* _What the task asks_
Reproduce the material word for word, starting at its first line and ending at the line that contains "legend-label: -17.75 - -17.50", with that line included.

* _Provided material_
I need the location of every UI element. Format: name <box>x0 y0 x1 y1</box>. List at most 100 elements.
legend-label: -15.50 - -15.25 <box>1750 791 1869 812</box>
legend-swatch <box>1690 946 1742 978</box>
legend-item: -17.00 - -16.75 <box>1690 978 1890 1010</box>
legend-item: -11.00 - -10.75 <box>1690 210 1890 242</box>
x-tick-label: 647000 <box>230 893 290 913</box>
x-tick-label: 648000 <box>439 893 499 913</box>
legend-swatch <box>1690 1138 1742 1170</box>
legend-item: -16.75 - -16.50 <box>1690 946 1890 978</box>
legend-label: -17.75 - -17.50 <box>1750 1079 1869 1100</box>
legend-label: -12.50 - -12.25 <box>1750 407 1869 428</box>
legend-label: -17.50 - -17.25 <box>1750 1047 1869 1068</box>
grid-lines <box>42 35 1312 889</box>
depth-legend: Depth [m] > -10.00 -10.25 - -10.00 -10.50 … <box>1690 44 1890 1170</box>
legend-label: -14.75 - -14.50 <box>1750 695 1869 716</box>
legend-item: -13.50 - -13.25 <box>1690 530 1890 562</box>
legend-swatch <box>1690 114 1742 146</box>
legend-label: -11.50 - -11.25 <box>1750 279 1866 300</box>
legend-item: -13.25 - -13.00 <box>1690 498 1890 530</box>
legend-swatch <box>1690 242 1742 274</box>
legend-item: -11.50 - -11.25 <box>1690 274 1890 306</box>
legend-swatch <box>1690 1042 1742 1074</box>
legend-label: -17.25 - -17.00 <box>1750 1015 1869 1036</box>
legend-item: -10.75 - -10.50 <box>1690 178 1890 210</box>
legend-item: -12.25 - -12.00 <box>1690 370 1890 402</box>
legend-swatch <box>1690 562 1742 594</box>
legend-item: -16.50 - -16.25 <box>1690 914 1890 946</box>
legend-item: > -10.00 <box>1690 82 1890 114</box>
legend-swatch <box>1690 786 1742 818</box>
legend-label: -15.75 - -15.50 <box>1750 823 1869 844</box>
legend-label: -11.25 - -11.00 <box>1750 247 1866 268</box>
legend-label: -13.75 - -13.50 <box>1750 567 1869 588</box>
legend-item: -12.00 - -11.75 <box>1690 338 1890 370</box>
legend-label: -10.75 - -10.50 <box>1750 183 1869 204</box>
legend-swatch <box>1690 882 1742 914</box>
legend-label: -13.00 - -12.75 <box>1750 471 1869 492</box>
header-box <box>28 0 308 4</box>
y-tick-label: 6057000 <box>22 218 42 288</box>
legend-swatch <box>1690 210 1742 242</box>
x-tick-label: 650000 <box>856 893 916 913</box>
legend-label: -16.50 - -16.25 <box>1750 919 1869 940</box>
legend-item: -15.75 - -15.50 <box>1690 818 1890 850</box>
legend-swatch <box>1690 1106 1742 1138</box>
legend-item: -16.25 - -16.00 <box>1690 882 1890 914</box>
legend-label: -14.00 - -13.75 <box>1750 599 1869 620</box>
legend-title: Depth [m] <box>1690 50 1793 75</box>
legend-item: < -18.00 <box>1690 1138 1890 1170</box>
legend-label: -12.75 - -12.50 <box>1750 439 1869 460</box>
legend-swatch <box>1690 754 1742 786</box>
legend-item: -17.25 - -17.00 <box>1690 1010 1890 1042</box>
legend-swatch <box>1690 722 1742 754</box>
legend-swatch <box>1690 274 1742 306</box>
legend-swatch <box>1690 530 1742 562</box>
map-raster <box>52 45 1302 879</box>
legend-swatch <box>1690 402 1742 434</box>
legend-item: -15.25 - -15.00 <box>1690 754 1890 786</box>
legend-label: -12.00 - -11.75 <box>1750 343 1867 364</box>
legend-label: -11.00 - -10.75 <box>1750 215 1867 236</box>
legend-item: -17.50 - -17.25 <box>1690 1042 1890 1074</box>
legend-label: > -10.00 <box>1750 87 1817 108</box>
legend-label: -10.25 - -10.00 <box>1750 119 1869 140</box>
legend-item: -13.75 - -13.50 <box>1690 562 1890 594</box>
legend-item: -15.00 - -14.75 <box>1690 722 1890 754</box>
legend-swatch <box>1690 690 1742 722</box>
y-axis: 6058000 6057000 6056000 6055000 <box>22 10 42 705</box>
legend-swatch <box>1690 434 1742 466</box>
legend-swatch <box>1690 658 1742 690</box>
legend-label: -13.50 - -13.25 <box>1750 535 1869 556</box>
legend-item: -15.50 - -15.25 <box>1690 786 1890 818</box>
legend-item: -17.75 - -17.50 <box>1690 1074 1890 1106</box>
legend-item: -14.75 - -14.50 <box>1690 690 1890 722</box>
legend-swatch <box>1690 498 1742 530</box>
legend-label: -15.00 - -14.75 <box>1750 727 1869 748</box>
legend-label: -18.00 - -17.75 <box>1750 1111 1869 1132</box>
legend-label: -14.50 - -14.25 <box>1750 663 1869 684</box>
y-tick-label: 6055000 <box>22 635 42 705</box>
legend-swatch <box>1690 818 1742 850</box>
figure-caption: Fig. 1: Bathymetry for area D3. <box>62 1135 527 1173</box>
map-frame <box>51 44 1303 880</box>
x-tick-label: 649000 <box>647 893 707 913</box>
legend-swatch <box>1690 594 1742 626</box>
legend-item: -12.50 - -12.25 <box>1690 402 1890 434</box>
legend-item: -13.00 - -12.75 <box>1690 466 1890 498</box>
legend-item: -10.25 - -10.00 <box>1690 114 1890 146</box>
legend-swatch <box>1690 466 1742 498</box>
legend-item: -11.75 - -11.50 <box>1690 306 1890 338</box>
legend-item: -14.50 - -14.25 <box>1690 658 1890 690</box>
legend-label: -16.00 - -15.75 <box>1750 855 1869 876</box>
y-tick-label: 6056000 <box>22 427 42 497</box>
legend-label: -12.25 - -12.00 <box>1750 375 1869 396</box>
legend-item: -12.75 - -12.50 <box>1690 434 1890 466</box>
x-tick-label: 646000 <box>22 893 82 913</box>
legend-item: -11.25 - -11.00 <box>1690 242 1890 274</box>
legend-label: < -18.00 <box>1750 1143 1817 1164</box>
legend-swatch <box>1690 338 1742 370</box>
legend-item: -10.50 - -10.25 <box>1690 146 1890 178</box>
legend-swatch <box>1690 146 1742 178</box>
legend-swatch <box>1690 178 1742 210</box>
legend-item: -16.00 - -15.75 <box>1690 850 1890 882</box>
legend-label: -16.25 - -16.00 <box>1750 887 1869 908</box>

* _Solution to this task_
I need the location of every UI element. Format: name <box>x0 y0 x1 y1</box>. List at most 100 elements.
legend-label: -15.50 - -15.25 <box>1750 791 1869 812</box>
legend-swatch <box>1690 946 1742 978</box>
legend-item: -17.00 - -16.75 <box>1690 978 1890 1010</box>
legend-item: -11.00 - -10.75 <box>1690 210 1890 242</box>
x-tick-label: 647000 <box>230 893 290 913</box>
x-tick-label: 648000 <box>439 893 499 913</box>
legend-swatch <box>1690 1138 1742 1170</box>
legend-item: -16.75 - -16.50 <box>1690 946 1890 978</box>
legend-label: -17.75 - -17.50 <box>1750 1079 1869 1100</box>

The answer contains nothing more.